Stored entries

▼

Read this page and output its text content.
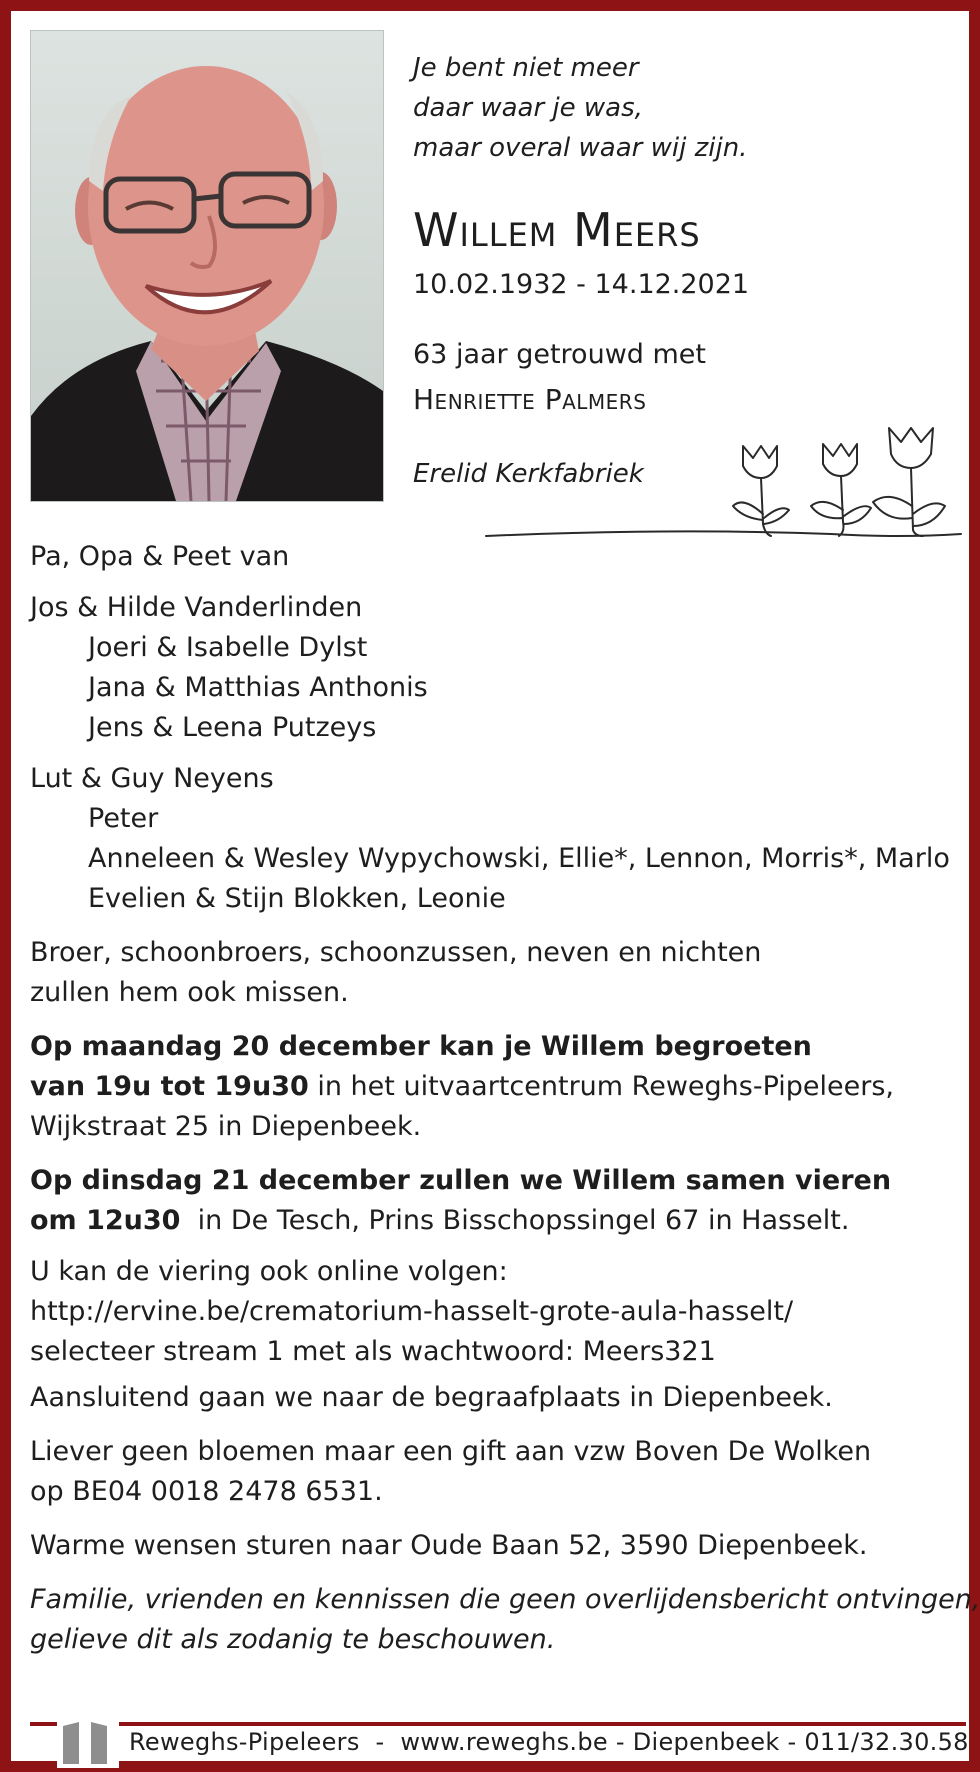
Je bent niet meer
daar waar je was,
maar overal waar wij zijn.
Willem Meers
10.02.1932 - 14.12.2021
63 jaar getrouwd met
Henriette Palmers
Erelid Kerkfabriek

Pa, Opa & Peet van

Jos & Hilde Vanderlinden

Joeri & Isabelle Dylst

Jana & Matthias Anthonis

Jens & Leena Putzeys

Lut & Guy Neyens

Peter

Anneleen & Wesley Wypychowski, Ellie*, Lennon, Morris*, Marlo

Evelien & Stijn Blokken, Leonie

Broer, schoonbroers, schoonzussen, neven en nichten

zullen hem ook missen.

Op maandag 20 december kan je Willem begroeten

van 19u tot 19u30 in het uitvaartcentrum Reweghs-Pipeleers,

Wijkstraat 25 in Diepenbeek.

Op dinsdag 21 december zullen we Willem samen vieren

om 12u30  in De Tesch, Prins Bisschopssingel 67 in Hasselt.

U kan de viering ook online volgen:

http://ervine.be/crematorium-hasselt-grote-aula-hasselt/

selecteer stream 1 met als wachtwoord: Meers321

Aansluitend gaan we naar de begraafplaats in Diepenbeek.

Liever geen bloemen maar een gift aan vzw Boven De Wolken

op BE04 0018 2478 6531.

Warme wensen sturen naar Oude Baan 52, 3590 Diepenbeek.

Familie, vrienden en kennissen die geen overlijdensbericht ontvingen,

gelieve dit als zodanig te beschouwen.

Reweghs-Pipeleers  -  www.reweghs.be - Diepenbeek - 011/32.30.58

▲
▼

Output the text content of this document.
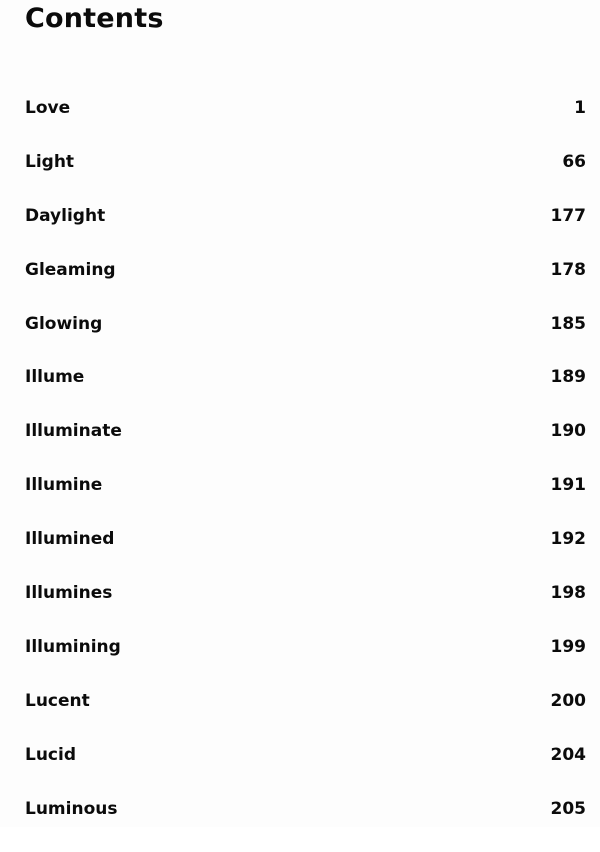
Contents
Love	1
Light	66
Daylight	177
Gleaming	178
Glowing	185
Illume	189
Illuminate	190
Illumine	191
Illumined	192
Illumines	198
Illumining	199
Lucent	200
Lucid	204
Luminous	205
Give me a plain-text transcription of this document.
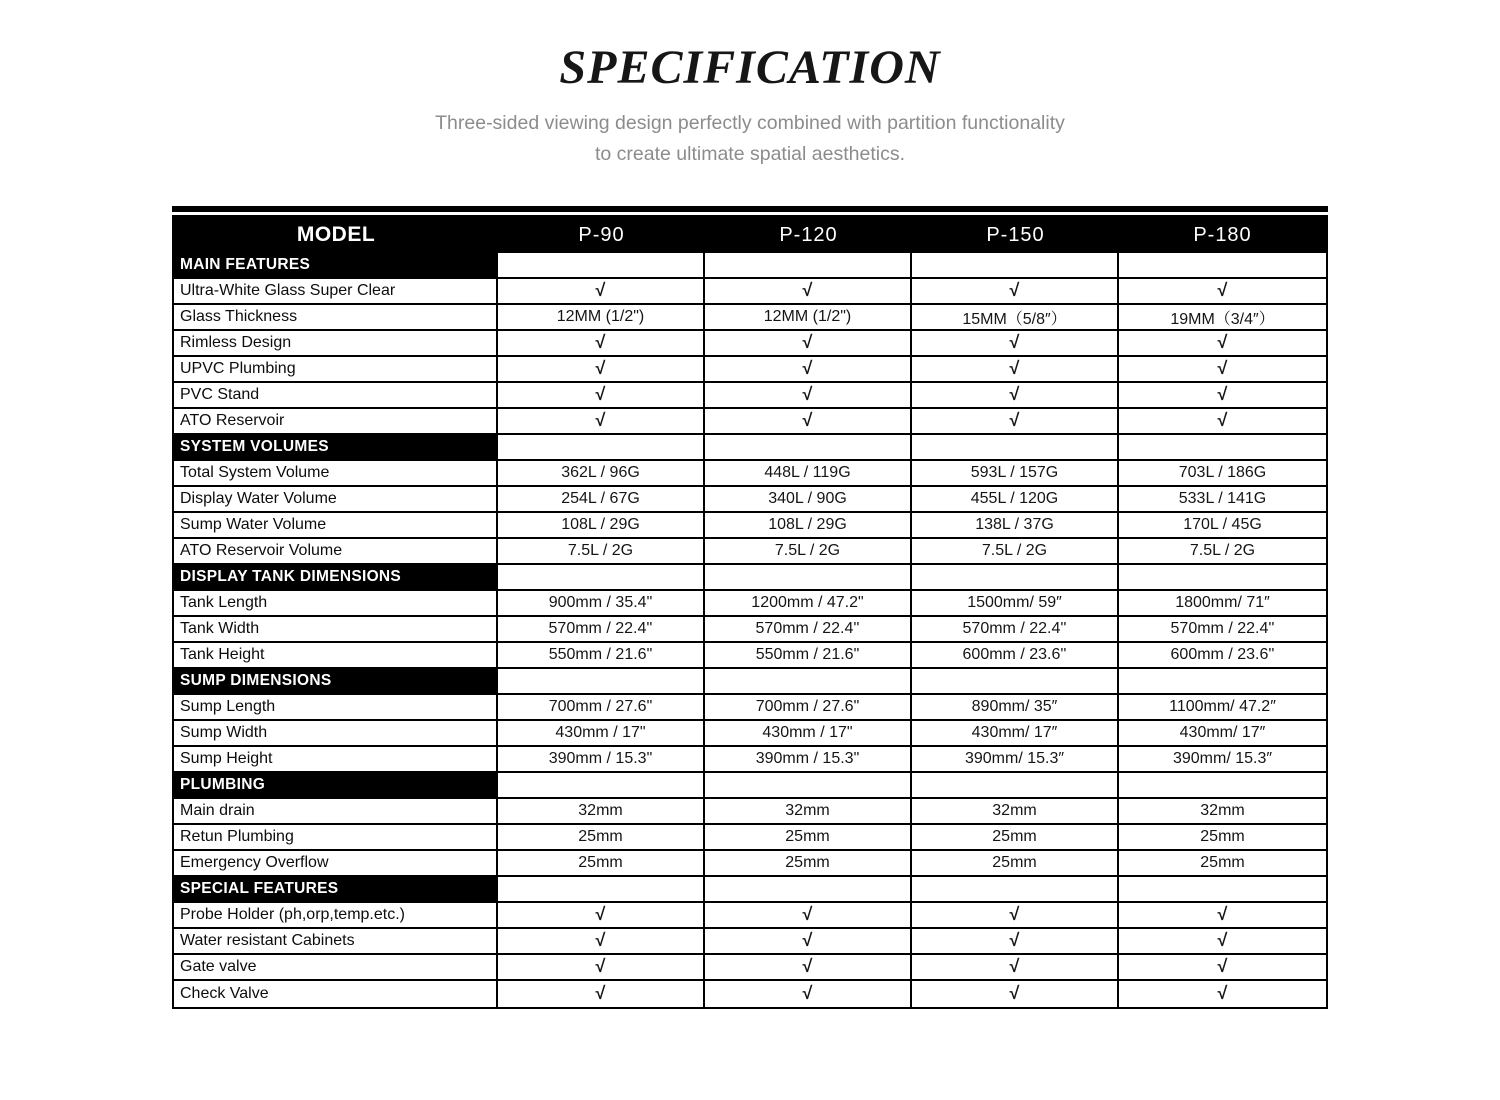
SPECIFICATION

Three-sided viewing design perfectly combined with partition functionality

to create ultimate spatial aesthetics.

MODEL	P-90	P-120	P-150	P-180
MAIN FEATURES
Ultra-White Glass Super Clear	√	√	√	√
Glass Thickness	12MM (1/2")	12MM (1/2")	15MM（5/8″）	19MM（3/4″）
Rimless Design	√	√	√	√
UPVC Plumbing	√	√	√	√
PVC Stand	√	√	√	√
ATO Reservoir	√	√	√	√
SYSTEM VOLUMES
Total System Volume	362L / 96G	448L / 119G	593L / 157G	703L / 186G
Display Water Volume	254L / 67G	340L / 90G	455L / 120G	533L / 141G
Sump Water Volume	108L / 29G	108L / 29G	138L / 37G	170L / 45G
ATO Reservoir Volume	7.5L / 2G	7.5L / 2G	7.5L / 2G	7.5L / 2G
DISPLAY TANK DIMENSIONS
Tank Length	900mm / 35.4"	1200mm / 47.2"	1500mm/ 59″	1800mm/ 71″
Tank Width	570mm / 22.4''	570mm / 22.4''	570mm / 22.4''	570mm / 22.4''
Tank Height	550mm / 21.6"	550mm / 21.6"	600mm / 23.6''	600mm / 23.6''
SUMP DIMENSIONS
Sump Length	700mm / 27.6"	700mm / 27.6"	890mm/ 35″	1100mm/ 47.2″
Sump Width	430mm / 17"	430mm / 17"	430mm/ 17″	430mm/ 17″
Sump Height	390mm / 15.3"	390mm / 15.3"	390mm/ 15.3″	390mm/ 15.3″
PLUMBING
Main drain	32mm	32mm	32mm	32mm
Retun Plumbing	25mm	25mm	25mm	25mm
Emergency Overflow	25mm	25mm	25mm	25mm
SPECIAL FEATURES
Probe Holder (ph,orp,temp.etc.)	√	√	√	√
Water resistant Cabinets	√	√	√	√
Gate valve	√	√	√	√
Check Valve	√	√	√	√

▲
▼

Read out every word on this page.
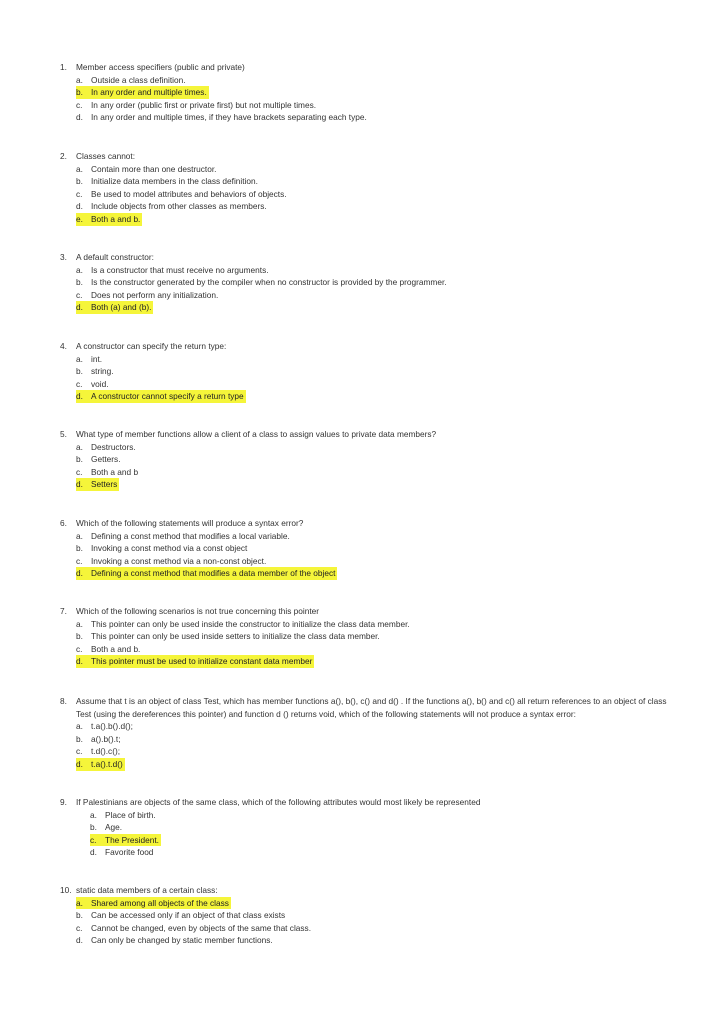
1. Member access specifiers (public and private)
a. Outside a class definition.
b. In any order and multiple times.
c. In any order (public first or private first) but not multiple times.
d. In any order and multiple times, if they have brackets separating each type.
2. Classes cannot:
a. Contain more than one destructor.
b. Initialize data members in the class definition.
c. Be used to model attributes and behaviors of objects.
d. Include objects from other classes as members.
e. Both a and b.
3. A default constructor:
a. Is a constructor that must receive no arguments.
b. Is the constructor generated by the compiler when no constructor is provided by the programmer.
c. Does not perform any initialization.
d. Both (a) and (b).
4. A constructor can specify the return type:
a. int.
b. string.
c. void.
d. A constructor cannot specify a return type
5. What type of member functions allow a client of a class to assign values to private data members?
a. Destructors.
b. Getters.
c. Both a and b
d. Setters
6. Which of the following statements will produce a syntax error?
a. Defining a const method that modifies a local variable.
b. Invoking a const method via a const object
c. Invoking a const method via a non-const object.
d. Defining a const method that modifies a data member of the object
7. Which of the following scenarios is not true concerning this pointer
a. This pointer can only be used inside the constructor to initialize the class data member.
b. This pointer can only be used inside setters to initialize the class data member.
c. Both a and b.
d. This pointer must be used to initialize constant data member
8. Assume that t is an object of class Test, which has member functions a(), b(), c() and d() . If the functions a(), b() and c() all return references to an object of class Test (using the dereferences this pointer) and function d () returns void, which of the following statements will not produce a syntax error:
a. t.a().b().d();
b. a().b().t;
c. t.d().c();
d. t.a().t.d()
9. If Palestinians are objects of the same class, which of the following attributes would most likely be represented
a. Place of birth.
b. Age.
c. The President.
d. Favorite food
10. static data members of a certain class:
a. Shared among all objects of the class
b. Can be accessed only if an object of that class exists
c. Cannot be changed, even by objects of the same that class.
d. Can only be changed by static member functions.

▲

#### Task details
Identify every line where the string "changed" appears.

#### Result of the task
c. Cannot be changed, even by objects of the same that class.
d. Can only be changed by static member functions.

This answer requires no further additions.